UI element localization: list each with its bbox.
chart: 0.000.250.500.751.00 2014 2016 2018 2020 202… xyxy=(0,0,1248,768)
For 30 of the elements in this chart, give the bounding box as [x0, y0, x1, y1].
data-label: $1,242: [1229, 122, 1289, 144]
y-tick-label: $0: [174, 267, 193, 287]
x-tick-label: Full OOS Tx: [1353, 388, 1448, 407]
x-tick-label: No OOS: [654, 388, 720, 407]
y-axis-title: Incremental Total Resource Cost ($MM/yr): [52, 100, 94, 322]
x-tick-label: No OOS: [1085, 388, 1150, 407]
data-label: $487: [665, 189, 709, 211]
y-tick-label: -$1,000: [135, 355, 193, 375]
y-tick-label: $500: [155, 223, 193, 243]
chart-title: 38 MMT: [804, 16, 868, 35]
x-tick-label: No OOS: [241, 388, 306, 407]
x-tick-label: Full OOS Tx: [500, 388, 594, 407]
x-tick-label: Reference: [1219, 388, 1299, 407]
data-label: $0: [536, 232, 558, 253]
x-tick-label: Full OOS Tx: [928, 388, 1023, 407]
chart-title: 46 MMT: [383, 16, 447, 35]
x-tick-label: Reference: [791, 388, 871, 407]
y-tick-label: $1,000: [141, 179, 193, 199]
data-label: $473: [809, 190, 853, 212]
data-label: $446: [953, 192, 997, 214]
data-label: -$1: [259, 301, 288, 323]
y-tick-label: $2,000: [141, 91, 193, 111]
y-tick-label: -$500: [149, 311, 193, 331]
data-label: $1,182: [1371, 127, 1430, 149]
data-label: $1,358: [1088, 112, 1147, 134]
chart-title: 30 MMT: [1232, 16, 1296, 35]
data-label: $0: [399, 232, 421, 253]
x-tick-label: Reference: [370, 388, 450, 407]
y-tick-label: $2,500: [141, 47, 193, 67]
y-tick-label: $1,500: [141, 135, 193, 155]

★ ★ ★ ★

TASK STATEMENT — Reproduce the listing above word for word, from its first line through its last.

EXERCISE RESULT —
UI element localization: list each with its bbox.
chart: 0.000.250.500.751.00 2014 2016 2018 2020 202… xyxy=(0,0,1248,768)
For 30 of the elements in this chart, give the bounding box as [x0, y0, x1, y1].
data-label: $1,242: [1229, 122, 1289, 144]
y-tick-label: $0: [174, 267, 193, 287]
x-tick-label: Full OOS Tx: [1353, 388, 1448, 407]
x-tick-label: No OOS: [654, 388, 720, 407]
y-axis-title: Incremental Total Resource Cost ($MM/yr): [52, 100, 94, 322]
x-tick-label: No OOS: [1085, 388, 1150, 407]
data-label: $487: [665, 189, 709, 211]
y-tick-label: -$1,000: [135, 355, 193, 375]
y-tick-label: $500: [155, 223, 193, 243]
chart-title: 38 MMT: [804, 16, 868, 35]
x-tick-label: No OOS: [241, 388, 306, 407]
x-tick-label: Full OOS Tx: [500, 388, 594, 407]
x-tick-label: Reference: [1219, 388, 1299, 407]
data-label: $0: [536, 232, 558, 253]
x-tick-label: Full OOS Tx: [928, 388, 1023, 407]
chart-title: 46 MMT: [383, 16, 447, 35]
x-tick-label: Reference: [791, 388, 871, 407]
y-tick-label: $1,000: [141, 179, 193, 199]
data-label: $473: [809, 190, 853, 212]
data-label: $446: [953, 192, 997, 214]
data-label: -$1: [259, 301, 288, 323]
y-tick-label: $2,000: [141, 91, 193, 111]
y-tick-label: -$500: [149, 311, 193, 331]
data-label: $1,182: [1371, 127, 1430, 149]
data-label: $1,358: [1088, 112, 1147, 134]
chart-title: 30 MMT: [1232, 16, 1296, 35]
data-label: $0: [399, 232, 421, 253]
x-tick-label: Reference: [370, 388, 450, 407]
y-tick-label: $2,500: [141, 47, 193, 67]
y-tick-label: $1,500: [141, 135, 193, 155]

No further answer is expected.